[Collection entries]
------------------------
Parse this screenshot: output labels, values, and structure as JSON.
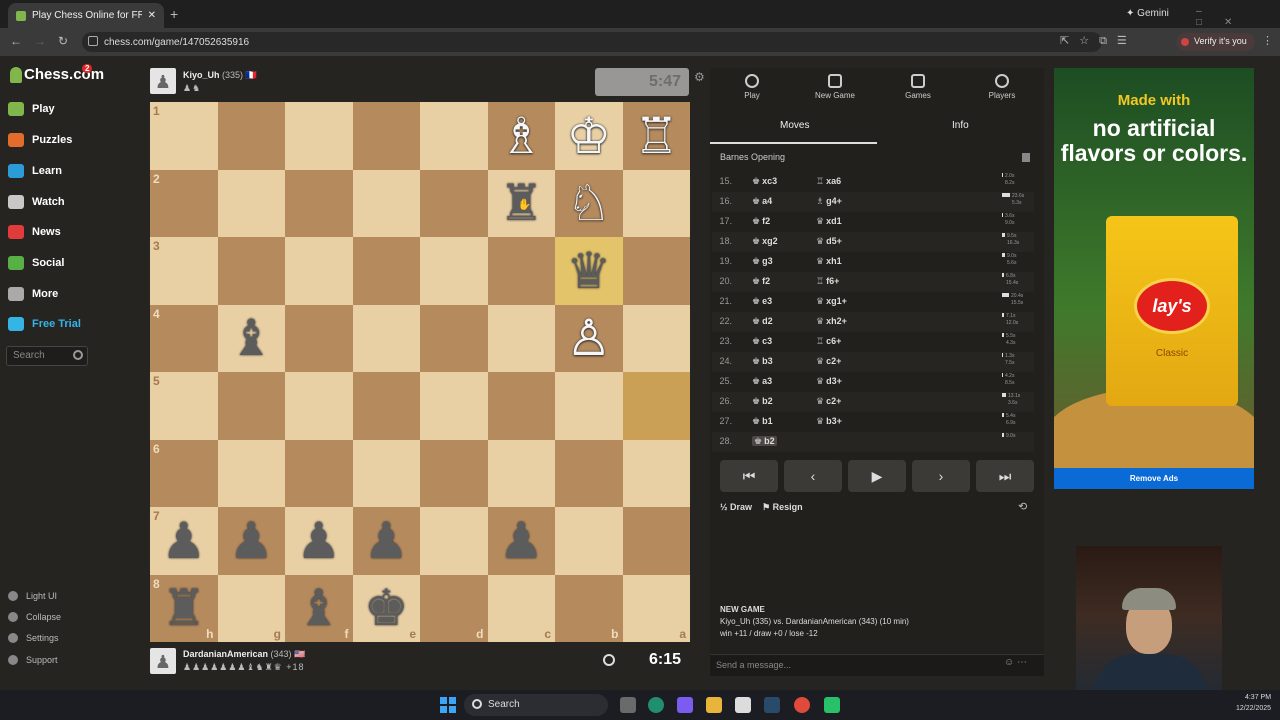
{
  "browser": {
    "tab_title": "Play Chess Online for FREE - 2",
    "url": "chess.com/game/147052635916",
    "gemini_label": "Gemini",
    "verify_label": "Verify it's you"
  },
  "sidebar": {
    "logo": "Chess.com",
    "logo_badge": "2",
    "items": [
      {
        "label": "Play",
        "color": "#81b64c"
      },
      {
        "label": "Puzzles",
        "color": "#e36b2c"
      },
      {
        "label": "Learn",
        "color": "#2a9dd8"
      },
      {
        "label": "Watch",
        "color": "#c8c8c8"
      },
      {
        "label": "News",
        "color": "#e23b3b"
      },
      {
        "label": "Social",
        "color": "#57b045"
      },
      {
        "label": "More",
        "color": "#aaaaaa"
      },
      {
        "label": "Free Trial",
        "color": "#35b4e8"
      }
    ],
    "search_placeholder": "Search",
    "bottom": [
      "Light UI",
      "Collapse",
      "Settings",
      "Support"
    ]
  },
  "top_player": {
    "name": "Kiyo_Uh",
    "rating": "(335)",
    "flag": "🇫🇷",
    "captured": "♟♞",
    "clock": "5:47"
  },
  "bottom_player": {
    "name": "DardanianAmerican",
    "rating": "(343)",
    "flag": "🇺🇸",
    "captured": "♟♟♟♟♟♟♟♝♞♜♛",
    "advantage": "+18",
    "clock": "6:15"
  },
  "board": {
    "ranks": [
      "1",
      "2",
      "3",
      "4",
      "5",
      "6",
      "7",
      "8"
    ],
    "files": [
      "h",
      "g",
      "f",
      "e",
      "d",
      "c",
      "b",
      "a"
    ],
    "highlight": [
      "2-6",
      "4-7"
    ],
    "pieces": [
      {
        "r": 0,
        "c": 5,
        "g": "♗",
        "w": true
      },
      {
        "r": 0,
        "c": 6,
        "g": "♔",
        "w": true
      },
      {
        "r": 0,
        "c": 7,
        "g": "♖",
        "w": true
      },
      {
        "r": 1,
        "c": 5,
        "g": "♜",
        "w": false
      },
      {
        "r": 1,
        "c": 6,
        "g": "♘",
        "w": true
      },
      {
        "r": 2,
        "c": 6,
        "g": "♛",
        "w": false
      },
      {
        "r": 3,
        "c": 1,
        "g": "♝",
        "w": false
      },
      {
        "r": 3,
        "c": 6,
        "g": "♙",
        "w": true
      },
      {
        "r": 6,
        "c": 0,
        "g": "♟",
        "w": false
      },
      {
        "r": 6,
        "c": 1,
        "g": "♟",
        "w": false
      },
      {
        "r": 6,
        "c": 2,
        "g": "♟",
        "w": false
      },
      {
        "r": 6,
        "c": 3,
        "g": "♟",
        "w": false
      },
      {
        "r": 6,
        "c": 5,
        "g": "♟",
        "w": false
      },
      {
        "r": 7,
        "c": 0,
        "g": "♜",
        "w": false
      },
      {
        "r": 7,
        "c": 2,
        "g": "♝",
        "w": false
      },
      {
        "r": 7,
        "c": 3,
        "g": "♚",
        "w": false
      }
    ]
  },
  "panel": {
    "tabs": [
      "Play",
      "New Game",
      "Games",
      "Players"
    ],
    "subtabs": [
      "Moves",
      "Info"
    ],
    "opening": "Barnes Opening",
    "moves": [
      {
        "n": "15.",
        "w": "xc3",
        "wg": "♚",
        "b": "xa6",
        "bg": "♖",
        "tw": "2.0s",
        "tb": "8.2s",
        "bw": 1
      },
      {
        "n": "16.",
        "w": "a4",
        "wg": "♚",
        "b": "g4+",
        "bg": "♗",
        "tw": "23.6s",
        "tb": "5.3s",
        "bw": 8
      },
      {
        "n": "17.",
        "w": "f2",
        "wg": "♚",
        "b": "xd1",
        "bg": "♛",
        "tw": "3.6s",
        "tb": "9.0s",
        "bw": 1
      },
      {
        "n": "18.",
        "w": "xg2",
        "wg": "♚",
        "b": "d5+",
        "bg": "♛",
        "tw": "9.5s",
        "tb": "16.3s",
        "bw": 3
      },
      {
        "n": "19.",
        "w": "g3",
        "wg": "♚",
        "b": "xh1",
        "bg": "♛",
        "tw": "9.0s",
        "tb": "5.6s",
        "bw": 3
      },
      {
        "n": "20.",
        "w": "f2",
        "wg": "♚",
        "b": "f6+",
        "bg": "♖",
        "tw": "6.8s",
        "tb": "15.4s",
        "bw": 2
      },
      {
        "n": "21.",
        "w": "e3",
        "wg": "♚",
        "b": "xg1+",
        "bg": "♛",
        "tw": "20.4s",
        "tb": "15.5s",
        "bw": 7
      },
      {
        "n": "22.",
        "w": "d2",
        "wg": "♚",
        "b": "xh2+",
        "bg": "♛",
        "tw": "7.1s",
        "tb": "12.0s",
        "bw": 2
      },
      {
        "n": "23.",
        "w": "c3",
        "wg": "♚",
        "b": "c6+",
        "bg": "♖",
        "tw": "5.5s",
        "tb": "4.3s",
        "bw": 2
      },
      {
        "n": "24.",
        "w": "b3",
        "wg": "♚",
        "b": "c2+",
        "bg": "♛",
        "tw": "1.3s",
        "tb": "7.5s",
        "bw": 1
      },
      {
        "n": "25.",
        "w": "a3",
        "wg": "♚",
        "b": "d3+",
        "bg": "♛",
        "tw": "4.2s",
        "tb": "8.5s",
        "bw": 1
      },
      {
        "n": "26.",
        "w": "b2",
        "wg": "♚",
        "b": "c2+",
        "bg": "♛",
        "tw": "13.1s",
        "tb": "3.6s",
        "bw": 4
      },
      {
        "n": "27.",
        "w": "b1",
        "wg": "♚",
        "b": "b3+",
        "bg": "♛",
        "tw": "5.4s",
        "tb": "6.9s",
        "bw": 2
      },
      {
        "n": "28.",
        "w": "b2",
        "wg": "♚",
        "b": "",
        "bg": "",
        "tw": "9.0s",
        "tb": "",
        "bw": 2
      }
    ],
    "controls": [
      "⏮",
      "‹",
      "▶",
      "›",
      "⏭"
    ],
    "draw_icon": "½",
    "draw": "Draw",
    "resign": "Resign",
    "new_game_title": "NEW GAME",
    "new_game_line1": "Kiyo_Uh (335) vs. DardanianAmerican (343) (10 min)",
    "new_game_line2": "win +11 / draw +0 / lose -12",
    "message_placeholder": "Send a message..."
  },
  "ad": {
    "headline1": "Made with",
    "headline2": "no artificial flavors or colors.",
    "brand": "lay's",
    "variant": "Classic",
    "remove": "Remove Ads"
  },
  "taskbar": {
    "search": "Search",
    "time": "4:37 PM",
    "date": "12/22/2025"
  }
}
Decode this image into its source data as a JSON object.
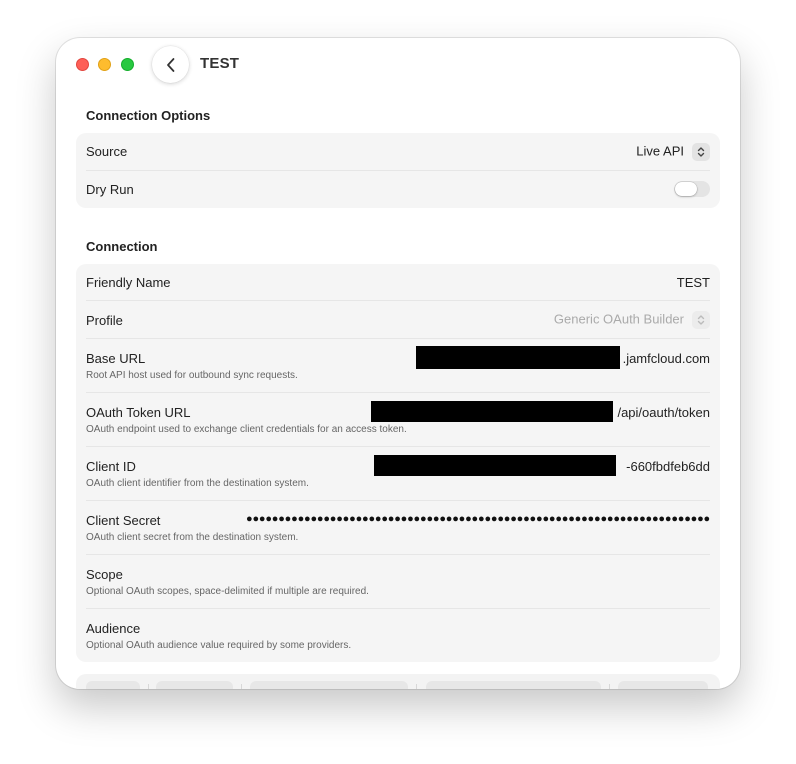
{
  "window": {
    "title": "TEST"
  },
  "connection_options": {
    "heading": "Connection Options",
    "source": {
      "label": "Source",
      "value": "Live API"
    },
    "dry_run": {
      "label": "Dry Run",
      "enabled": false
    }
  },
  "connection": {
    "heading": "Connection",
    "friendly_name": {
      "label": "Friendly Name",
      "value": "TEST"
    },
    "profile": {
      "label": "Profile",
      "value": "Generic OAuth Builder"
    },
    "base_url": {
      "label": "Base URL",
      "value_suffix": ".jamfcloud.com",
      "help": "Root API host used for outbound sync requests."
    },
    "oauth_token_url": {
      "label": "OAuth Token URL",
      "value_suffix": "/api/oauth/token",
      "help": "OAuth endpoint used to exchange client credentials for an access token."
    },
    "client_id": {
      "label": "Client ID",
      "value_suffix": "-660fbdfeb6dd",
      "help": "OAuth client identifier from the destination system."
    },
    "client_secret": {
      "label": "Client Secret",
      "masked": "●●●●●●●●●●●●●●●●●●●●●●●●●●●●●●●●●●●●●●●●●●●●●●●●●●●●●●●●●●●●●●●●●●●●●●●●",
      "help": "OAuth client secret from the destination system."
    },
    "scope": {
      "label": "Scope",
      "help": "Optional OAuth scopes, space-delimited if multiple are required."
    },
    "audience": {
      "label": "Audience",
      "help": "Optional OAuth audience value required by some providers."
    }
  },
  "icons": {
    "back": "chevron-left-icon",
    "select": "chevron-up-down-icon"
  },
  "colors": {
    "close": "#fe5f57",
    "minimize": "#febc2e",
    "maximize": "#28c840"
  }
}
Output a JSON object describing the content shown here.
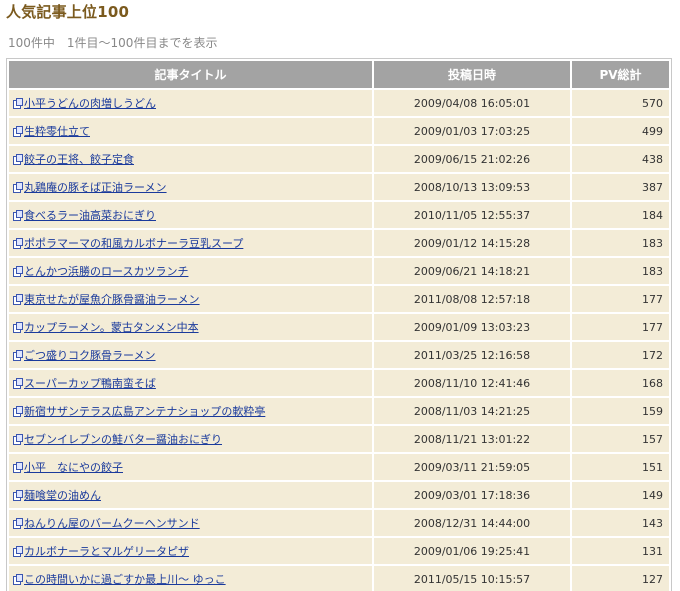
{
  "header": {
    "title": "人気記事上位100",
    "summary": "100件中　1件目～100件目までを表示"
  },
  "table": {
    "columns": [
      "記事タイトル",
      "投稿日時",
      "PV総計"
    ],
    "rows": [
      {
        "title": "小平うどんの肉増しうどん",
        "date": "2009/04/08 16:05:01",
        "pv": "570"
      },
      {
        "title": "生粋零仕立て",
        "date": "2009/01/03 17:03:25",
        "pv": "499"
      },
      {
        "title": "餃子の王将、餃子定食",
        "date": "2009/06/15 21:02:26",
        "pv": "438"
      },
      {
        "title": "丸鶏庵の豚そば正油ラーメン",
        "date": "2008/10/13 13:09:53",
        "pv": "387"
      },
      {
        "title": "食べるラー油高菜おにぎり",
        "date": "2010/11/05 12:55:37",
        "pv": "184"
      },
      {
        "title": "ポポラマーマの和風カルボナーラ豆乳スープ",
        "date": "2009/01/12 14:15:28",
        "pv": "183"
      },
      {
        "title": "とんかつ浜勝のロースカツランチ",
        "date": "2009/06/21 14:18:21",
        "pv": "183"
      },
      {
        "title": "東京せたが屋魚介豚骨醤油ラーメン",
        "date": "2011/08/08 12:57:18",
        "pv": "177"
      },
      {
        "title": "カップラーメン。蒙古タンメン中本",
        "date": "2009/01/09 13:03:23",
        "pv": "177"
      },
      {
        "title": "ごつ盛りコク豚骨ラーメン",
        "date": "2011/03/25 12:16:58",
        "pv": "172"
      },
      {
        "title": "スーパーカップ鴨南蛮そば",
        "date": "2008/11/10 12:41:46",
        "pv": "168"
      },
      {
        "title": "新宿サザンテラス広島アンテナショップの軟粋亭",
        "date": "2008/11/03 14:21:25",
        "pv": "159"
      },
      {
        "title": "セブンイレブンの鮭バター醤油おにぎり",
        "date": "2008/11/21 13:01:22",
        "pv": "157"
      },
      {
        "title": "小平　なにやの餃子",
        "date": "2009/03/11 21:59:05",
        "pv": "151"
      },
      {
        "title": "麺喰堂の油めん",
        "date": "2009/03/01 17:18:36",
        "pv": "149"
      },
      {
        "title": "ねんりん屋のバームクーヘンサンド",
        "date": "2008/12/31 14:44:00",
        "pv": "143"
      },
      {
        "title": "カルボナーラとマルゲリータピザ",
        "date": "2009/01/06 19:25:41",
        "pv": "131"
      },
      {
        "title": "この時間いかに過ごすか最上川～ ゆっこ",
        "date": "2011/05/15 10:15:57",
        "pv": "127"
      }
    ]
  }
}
------------------------
● **REQUIREMENT**: Pull out each line containing the word "Search" and copy it.

● **TASK OUTPUT**:
    "search_placeholder": "Search",
    "search": "Search",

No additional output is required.